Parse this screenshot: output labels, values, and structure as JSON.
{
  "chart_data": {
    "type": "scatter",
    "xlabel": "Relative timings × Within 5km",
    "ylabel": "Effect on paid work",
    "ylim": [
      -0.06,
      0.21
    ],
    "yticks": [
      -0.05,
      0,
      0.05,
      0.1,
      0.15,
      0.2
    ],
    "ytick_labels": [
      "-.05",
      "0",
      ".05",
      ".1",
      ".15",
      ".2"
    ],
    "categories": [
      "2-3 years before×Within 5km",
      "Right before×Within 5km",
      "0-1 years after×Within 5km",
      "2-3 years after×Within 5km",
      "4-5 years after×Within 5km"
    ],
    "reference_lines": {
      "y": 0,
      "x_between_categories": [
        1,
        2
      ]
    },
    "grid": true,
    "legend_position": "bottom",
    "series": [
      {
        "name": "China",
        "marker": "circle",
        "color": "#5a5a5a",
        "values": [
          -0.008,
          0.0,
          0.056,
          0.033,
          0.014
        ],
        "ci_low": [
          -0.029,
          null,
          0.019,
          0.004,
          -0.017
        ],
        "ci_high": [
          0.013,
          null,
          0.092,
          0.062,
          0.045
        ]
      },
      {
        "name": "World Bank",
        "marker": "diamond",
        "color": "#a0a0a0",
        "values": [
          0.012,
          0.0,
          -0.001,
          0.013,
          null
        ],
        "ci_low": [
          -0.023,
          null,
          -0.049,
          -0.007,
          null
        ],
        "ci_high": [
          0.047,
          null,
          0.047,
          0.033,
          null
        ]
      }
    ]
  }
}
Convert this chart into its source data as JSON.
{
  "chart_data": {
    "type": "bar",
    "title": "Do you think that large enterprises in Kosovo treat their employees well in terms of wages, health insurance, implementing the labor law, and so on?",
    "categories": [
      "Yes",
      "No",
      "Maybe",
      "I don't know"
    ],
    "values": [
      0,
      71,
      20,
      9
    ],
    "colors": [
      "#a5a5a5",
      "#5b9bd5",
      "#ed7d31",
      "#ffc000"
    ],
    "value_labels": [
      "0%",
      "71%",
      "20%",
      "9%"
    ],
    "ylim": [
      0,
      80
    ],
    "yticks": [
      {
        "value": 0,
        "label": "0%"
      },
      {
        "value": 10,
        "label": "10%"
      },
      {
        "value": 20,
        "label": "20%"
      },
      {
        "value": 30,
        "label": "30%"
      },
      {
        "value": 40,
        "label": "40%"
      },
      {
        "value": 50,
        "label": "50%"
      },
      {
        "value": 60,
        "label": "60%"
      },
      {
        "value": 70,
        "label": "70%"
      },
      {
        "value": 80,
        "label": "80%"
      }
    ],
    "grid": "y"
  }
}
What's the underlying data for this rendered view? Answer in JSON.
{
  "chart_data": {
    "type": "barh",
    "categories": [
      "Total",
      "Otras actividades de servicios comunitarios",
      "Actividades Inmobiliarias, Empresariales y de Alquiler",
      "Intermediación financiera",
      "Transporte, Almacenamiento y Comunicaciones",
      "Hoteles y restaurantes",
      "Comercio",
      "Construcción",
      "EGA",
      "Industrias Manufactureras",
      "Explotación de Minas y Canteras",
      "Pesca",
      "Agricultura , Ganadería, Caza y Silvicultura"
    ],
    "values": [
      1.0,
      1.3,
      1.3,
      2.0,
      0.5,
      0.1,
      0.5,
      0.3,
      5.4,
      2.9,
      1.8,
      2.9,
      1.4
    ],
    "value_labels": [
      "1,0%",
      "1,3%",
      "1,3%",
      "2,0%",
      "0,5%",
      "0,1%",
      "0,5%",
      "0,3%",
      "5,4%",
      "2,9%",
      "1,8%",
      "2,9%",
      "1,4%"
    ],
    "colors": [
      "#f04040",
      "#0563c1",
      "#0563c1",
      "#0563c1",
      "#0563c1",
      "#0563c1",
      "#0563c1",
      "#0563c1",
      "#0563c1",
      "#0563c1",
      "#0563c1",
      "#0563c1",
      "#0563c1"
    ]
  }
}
==================================================
## Work required
Write out every line from the records above, word for word.

## The solution
Parse this screenshot: output labels, values, and structure as JSON.
{
  "chart_data": {
    "type": "scatter",
    "xlabel": "Relative timings × Within 5km",
    "ylabel": "Effect on paid work",
    "ylim": [
      -0.06,
      0.21
    ],
    "yticks": [
      -0.05,
      0,
      0.05,
      0.1,
      0.15,
      0.2
    ],
    "ytick_labels": [
      "-.05",
      "0",
      ".05",
      ".1",
      ".15",
      ".2"
    ],
    "categories": [
      "2-3 years before×Within 5km",
      "Right before×Within 5km",
      "0-1 years after×Within 5km",
      "2-3 years after×Within 5km",
      "4-5 years after×Within 5km"
    ],
    "reference_lines": {
      "y": 0,
      "x_between_categories": [
        1,
        2
      ]
    },
    "grid": true,
    "legend_position": "bottom",
    "series": [
      {
        "name": "China",
        "marker": "circle",
        "color": "#5a5a5a",
        "values": [
          -0.008,
          0.0,
          0.056,
          0.033,
          0.014
        ],
        "ci_low": [
          -0.029,
          null,
          0.019,
          0.004,
          -0.017
        ],
        "ci_high": [
          0.013,
          null,
          0.092,
          0.062,
          0.045
        ]
      },
      {
        "name": "World Bank",
        "marker": "diamond",
        "color": "#a0a0a0",
        "values": [
          0.012,
          0.0,
          -0.001,
          0.013,
          null
        ],
        "ci_low": [
          -0.023,
          null,
          -0.049,
          -0.007,
          null
        ],
        "ci_high": [
          0.047,
          null,
          0.047,
          0.033,
          null
        ]
      }
    ]
  }
}
Convert this chart into its source data as JSON.
{
  "chart_data": {
    "type": "bar",
    "title": "Do you think that large enterprises in Kosovo treat their employees well in terms of wages, health insurance, implementing the labor law, and so on?",
    "categories": [
      "Yes",
      "No",
      "Maybe",
      "I don't know"
    ],
    "values": [
      0,
      71,
      20,
      9
    ],
    "colors": [
      "#a5a5a5",
      "#5b9bd5",
      "#ed7d31",
      "#ffc000"
    ],
    "value_labels": [
      "0%",
      "71%",
      "20%",
      "9%"
    ],
    "ylim": [
      0,
      80
    ],
    "yticks": [
      {
        "value": 0,
        "label": "0%"
      },
      {
        "value": 10,
        "label": "10%"
      },
      {
        "value": 20,
        "label": "20%"
      },
      {
        "value": 30,
        "label": "30%"
      },
      {
        "value": 40,
        "label": "40%"
      },
      {
        "value": 50,
        "label": "50%"
      },
      {
        "value": 60,
        "label": "60%"
      },
      {
        "value": 70,
        "label": "70%"
      },
      {
        "value": 80,
        "label": "80%"
      }
    ],
    "grid": "y"
  }
}
What's the underlying data for this rendered view? Answer in JSON.
{
  "chart_data": {
    "type": "barh",
    "categories": [
      "Total",
      "Otras actividades de servicios comunitarios",
      "Actividades Inmobiliarias, Empresariales y de Alquiler",
      "Intermediación financiera",
      "Transporte, Almacenamiento y Comunicaciones",
      "Hoteles y restaurantes",
      "Comercio",
      "Construcción",
      "EGA",
      "Industrias Manufactureras",
      "Explotación de Minas y Canteras",
      "Pesca",
      "Agricultura , Ganadería, Caza y Silvicultura"
    ],
    "values": [
      1.0,
      1.3,
      1.3,
      2.0,
      0.5,
      0.1,
      0.5,
      0.3,
      5.4,
      2.9,
      1.8,
      2.9,
      1.4
    ],
    "value_labels": [
      "1,0%",
      "1,3%",
      "1,3%",
      "2,0%",
      "0,5%",
      "0,1%",
      "0,5%",
      "0,3%",
      "5,4%",
      "2,9%",
      "1,8%",
      "2,9%",
      "1,4%"
    ],
    "colors": [
      "#f04040",
      "#0563c1",
      "#0563c1",
      "#0563c1",
      "#0563c1",
      "#0563c1",
      "#0563c1",
      "#0563c1",
      "#0563c1",
      "#0563c1",
      "#0563c1",
      "#0563c1",
      "#0563c1"
    ]
  }
}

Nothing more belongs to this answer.